**What is needed**
Leave out any picture and return the remaining listing below exactly as given.
** START OF Available records **
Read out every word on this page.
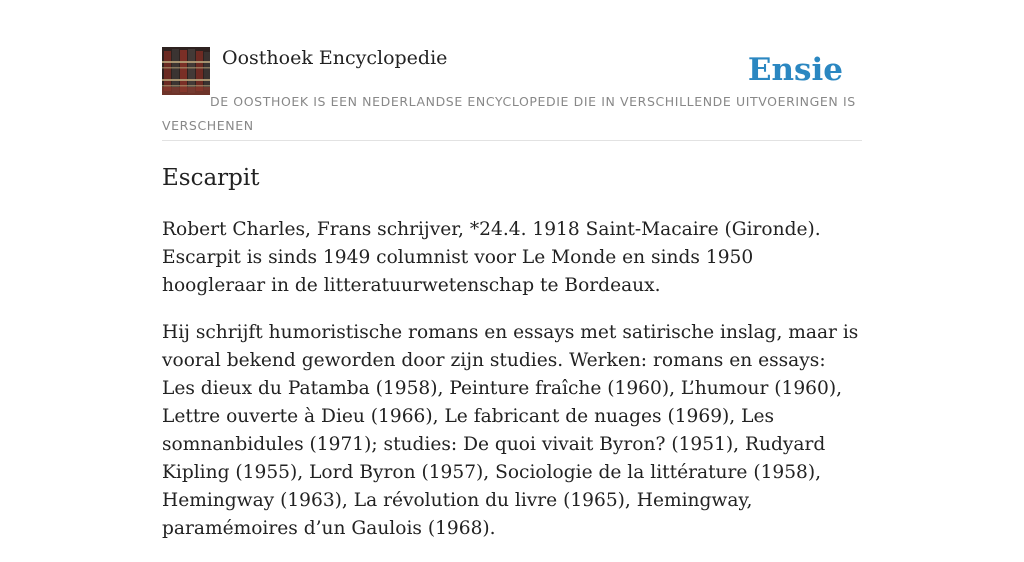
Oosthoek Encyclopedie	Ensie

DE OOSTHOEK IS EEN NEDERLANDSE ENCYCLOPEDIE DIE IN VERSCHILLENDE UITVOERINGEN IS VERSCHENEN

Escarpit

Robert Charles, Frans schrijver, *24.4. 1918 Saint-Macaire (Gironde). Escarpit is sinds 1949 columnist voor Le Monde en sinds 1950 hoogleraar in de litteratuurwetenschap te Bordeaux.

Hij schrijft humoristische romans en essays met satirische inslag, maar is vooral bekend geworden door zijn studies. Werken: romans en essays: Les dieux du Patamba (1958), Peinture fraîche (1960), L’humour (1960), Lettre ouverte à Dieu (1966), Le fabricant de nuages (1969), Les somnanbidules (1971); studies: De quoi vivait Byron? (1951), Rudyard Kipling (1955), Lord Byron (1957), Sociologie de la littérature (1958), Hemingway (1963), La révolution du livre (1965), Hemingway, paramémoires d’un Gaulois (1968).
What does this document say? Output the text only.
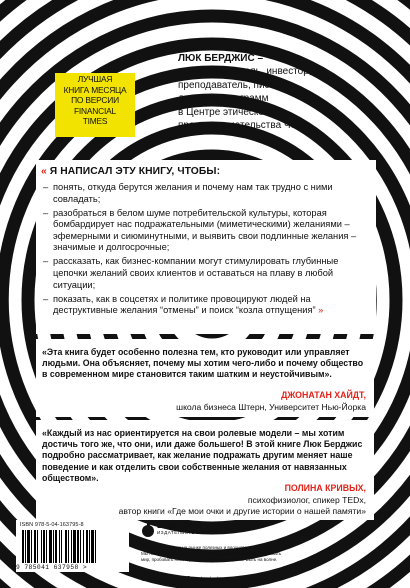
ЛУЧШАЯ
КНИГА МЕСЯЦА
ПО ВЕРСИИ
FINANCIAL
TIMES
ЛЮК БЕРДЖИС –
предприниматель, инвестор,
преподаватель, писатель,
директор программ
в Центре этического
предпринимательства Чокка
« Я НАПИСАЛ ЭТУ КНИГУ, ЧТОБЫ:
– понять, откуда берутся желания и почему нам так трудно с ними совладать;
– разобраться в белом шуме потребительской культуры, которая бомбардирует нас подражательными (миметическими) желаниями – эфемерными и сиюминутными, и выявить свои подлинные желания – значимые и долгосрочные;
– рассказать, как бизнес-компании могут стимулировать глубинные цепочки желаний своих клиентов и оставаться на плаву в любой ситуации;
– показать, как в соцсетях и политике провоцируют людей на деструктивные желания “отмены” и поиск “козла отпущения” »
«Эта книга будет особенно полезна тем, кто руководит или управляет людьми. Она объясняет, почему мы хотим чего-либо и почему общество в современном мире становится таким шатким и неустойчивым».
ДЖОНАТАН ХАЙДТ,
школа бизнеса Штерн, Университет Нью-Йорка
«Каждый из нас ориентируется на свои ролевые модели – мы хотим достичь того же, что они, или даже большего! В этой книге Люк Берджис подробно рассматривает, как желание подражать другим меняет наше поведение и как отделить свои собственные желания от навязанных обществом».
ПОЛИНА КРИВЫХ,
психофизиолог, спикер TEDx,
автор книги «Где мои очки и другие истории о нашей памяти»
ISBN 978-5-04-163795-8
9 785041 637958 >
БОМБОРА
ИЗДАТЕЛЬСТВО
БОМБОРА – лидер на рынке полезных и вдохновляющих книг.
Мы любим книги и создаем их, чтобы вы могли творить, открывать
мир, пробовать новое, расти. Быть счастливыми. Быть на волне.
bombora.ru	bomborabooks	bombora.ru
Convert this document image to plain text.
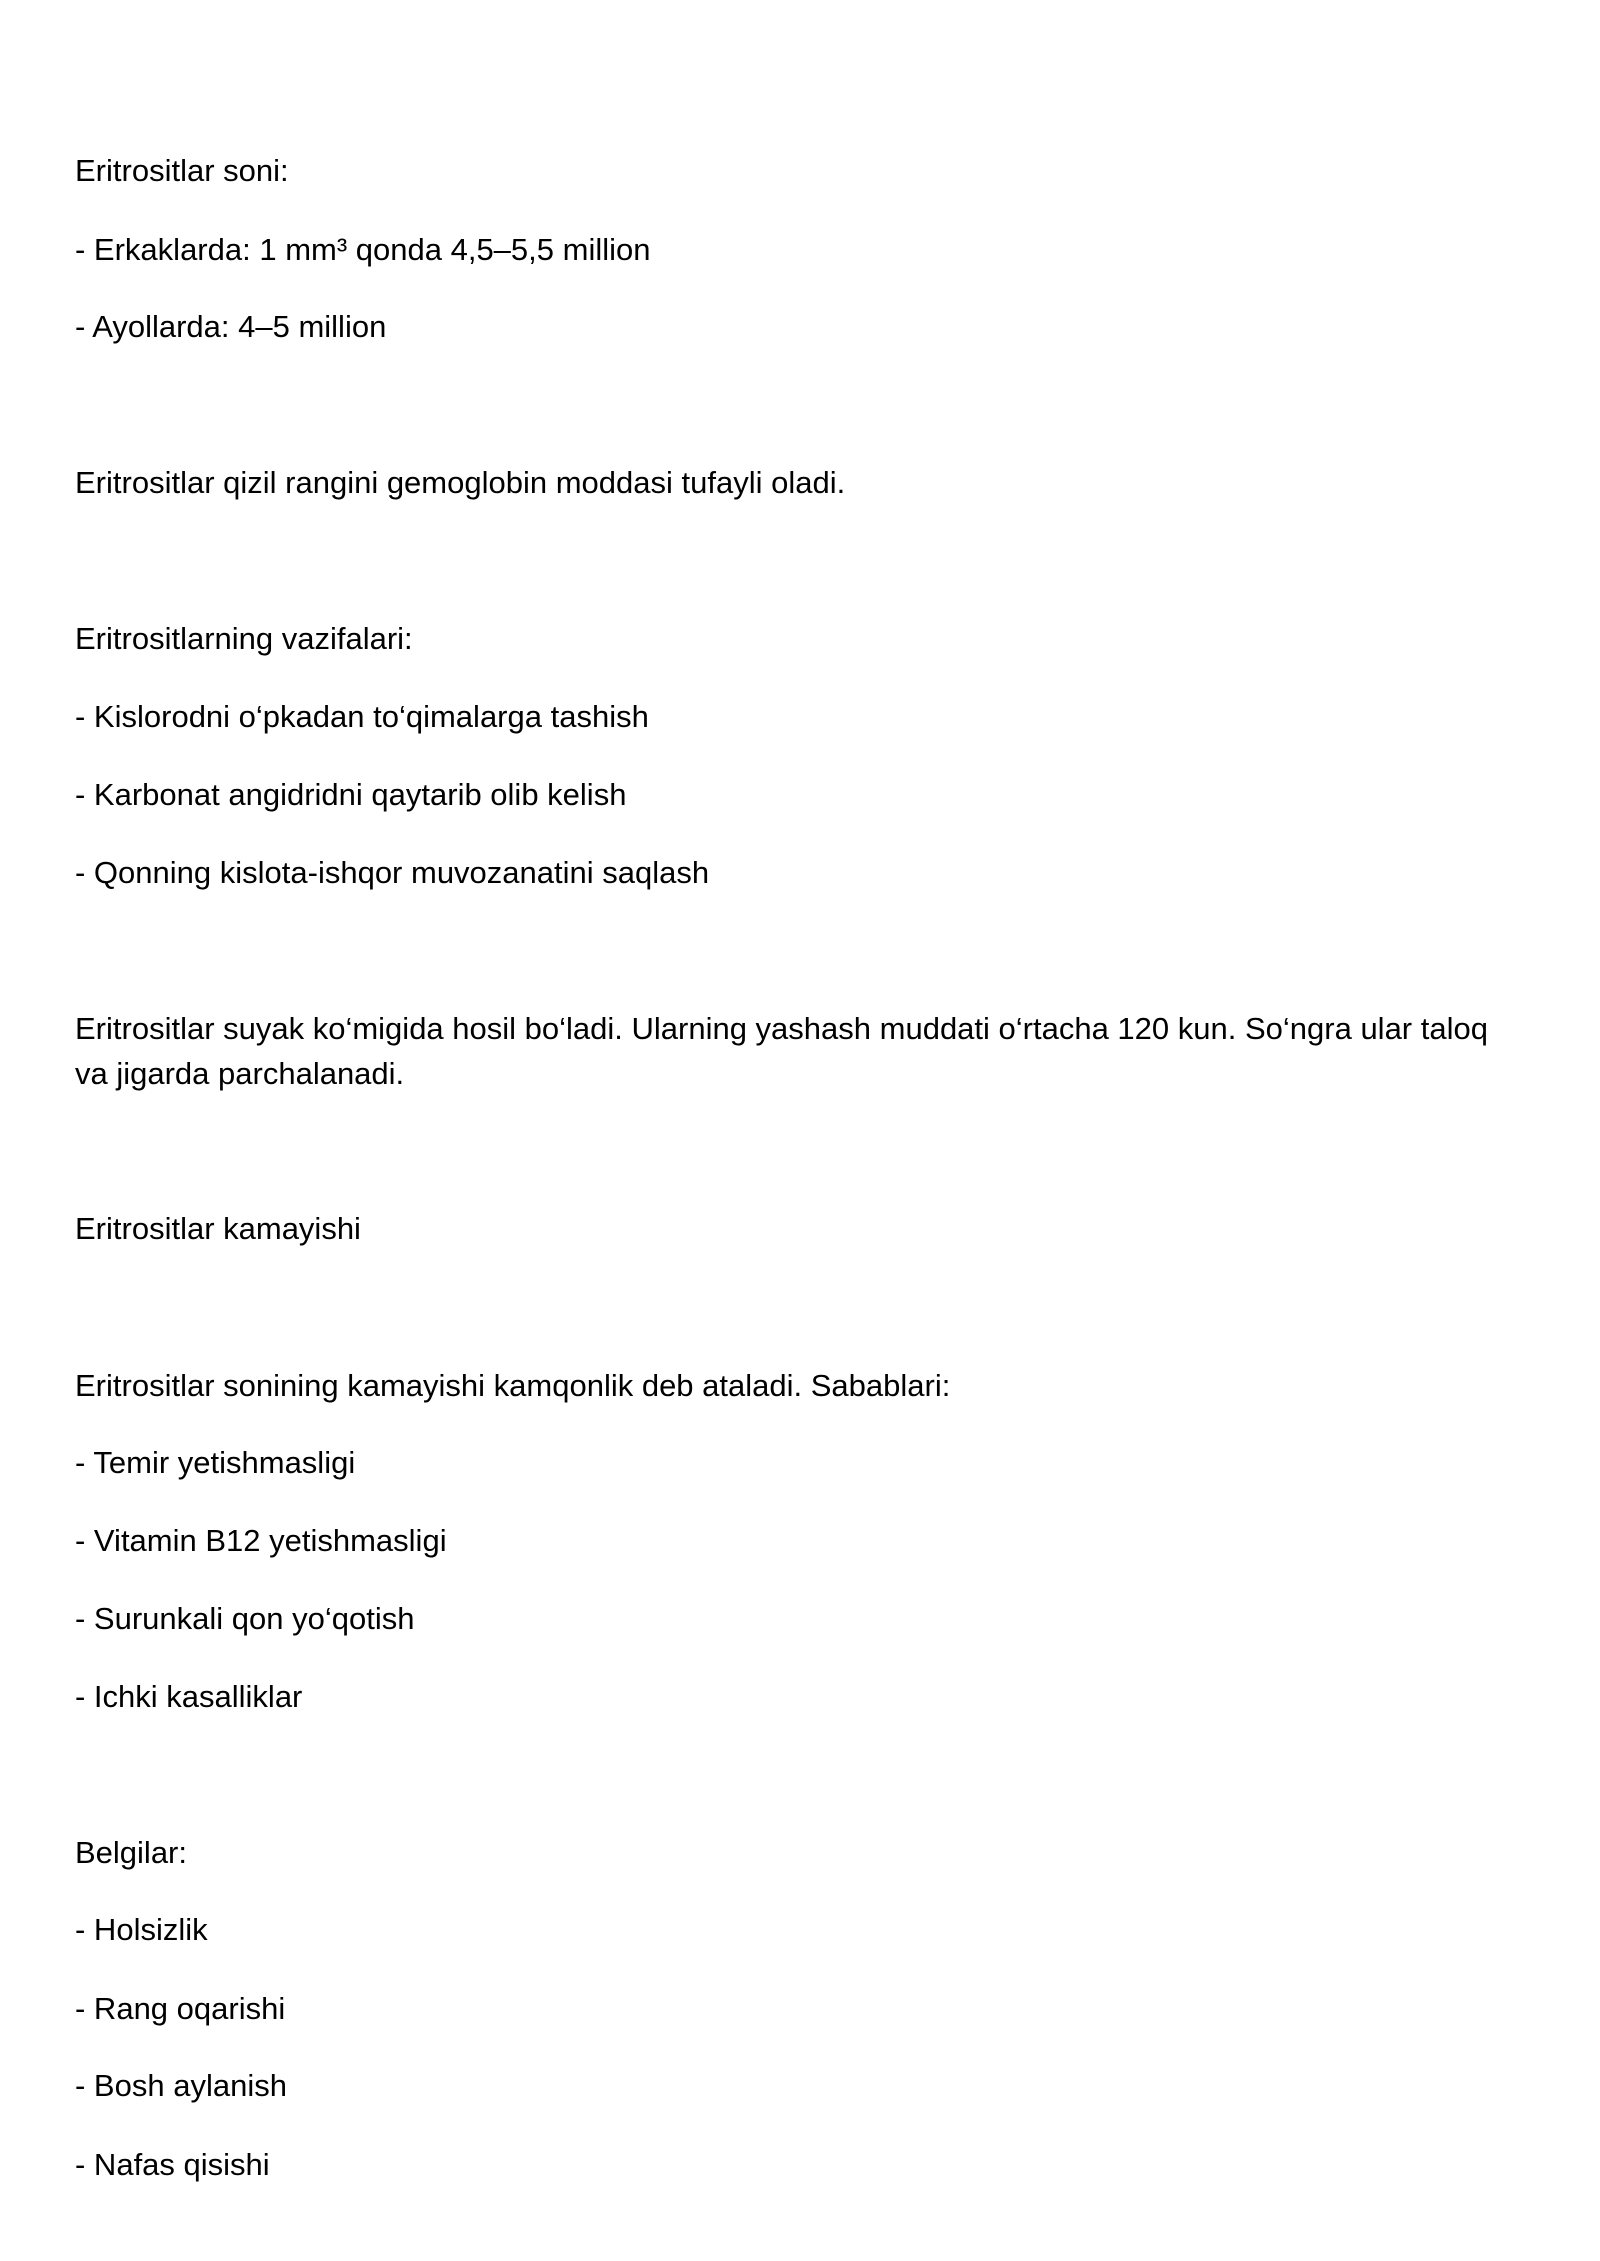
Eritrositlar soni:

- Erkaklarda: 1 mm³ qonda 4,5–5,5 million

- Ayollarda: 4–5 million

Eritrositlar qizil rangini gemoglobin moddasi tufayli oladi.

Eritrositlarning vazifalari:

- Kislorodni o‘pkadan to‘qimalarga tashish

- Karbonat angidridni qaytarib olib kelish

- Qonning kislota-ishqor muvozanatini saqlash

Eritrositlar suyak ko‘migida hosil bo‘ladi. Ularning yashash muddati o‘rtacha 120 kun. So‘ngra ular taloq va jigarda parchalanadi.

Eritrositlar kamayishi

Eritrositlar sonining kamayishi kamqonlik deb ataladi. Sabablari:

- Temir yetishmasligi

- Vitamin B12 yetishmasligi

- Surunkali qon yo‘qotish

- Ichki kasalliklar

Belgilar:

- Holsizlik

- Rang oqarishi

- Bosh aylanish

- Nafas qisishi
** END OF Available records **
**Response**
Read out every word on this page.
Oosthoek Encyclopedie	Ensie

DE OOSTHOEK IS EEN NEDERLANDSE ENCYCLOPEDIE DIE IN VERSCHILLENDE UITVOERINGEN IS VERSCHENEN

Escarpit

Robert Charles, Frans schrijver, *24.4. 1918 Saint-Macaire (Gironde). Escarpit is sinds 1949 columnist voor Le Monde en sinds 1950 hoogleraar in de litteratuurwetenschap te Bordeaux.

Hij schrijft humoristische romans en essays met satirische inslag, maar is vooral bekend geworden door zijn studies. Werken: romans en essays: Les dieux du Patamba (1958), Peinture fraîche (1960), L’humour (1960), Lettre ouverte à Dieu (1966), Le fabricant de nuages (1969), Les somnanbidules (1971); studies: De quoi vivait Byron? (1951), Rudyard Kipling (1955), Lord Byron (1957), Sociologie de la littérature (1958), Hemingway (1963), La révolution du livre (1965), Hemingway, paramémoires d’un Gaulois (1968).
What does this document say? Output the text only.
ЛУЧШАЯ
КНИГА МЕСЯЦА
ПО ВЕРСИИ
FINANCIAL
TIMES
ЛЮК БЕРДЖИС –
предприниматель, инвестор,
преподаватель, писатель,
директор программ
в Центре этического
предпринимательства Чокка
« Я НАПИСАЛ ЭТУ КНИГУ, ЧТОБЫ:
– понять, откуда берутся желания и почему нам так трудно с ними совладать;
– разобраться в белом шуме потребительской культуры, которая бомбардирует нас подражательными (миметическими) желаниями – эфемерными и сиюминутными, и выявить свои подлинные желания – значимые и долгосрочные;
– рассказать, как бизнес-компании могут стимулировать глубинные цепочки желаний своих клиентов и оставаться на плаву в любой ситуации;
– показать, как в соцсетях и политике провоцируют людей на деструктивные желания “отмены” и поиск “козла отпущения” »
«Эта книга будет особенно полезна тем, кто руководит или управляет людьми. Она объясняет, почему мы хотим чего-либо и почему общество в современном мире становится таким шатким и неустойчивым».
ДЖОНАТАН ХАЙДТ,
школа бизнеса Штерн, Университет Нью-Йорка
«Каждый из нас ориентируется на свои ролевые модели – мы хотим достичь того же, что они, или даже большего! В этой книге Люк Берджис подробно рассматривает, как желание подражать другим меняет наше поведение и как отделить свои собственные желания от навязанных обществом».
ПОЛИНА КРИВЫХ,
психофизиолог, спикер TEDx,
автор книги «Где мои очки и другие истории о нашей памяти»
ISBN 978-5-04-163795-8
9 785041 637958 >
БОМБОРА
ИЗДАТЕЛЬСТВО
БОМБОРА – лидер на рынке полезных и вдохновляющих книг.
Мы любим книги и создаем их, чтобы вы могли творить, открывать
мир, пробовать новое, расти. Быть счастливыми. Быть на волне.
bombora.ru	bomborabooks	bombora.ru
Convert this document image to plain text.
Eritrositlar soni:

- Erkaklarda: 1 mm³ qonda 4,5–5,5 million

- Ayollarda: 4–5 million

Eritrositlar qizil rangini gemoglobin moddasi tufayli oladi.

Eritrositlarning vazifalari:

- Kislorodni o‘pkadan to‘qimalarga tashish

- Karbonat angidridni qaytarib olib kelish

- Qonning kislota-ishqor muvozanatini saqlash

Eritrositlar suyak ko‘migida hosil bo‘ladi. Ularning yashash muddati o‘rtacha 120 kun. So‘ngra ular taloq va jigarda parchalanadi.

Eritrositlar kamayishi

Eritrositlar sonining kamayishi kamqonlik deb ataladi. Sabablari:

- Temir yetishmasligi

- Vitamin B12 yetishmasligi

- Surunkali qon yo‘qotish

- Ichki kasalliklar

Belgilar:

- Holsizlik

- Rang oqarishi

- Bosh aylanish

- Nafas qisishi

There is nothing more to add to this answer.